──────── Data lines ────────
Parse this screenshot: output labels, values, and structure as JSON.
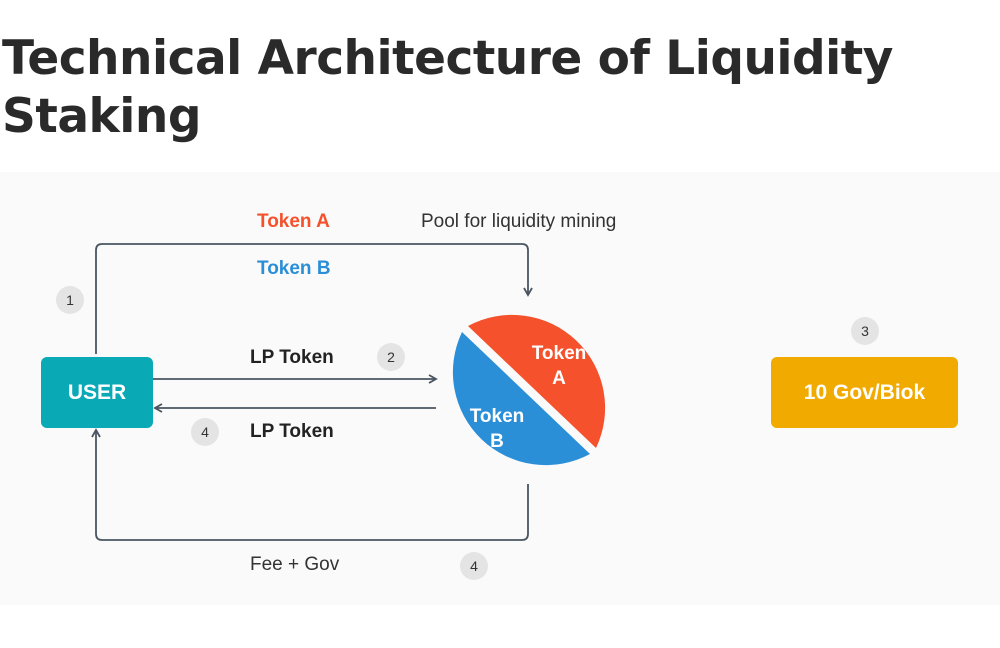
{
  "title": "Technical Architecture of Liquidity Staking",
  "labels": {
    "token_a": "Token A",
    "token_b": "Token B",
    "pool": "Pool for liquidity mining",
    "lp_token_out": "LP Token",
    "lp_token_in": "LP Token",
    "fee_gov": "Fee + Gov"
  },
  "badges": {
    "step1": "1",
    "step2": "2",
    "step3": "3",
    "step4a": "4",
    "step4b": "4"
  },
  "nodes": {
    "user": "USER",
    "gov": "10 Gov/Biok",
    "pool_token_a_line1": "Token",
    "pool_token_a_line2": "A",
    "pool_token_b_line1": "Token",
    "pool_token_b_line2": "B"
  },
  "colors": {
    "token_a": "#f4512c",
    "token_b": "#2b8fd8",
    "user": "#0aa9b6",
    "gov": "#f1aa00",
    "line": "#4a5561"
  }
}
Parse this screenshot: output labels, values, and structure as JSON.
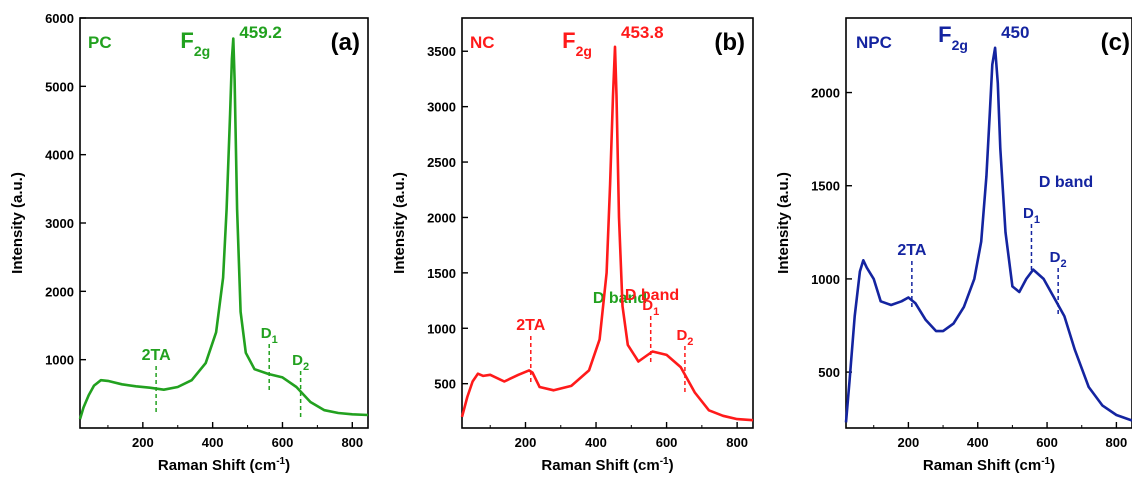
────────
What is required: Could you repeat all of the material exactly? Pictures should not be copied.

Output for this task:
Parse this screenshot: output labels, values, and structure as JSON.
{
  "title": "Technical Architecture of Liquidity Staking",
  "labels": {
    "token_a": "Token A",
    "token_b": "Token B",
    "pool": "Pool for liquidity mining",
    "lp_token_out": "LP Token",
    "lp_token_in": "LP Token",
    "fee_gov": "Fee + Gov"
  },
  "badges": {
    "step1": "1",
    "step2": "2",
    "step3": "3",
    "step4a": "4",
    "step4b": "4"
  },
  "nodes": {
    "user": "USER",
    "gov": "10 Gov/Biok",
    "pool_token_a_line1": "Token",
    "pool_token_a_line2": "A",
    "pool_token_b_line1": "Token",
    "pool_token_b_line2": "B"
  },
  "colors": {
    "token_a": "#f4512c",
    "token_b": "#2b8fd8",
    "user": "#0aa9b6",
    "gov": "#f1aa00",
    "line": "#4a5561"
  }
}
Parse this screenshot: output labels, values, and structure as JSON.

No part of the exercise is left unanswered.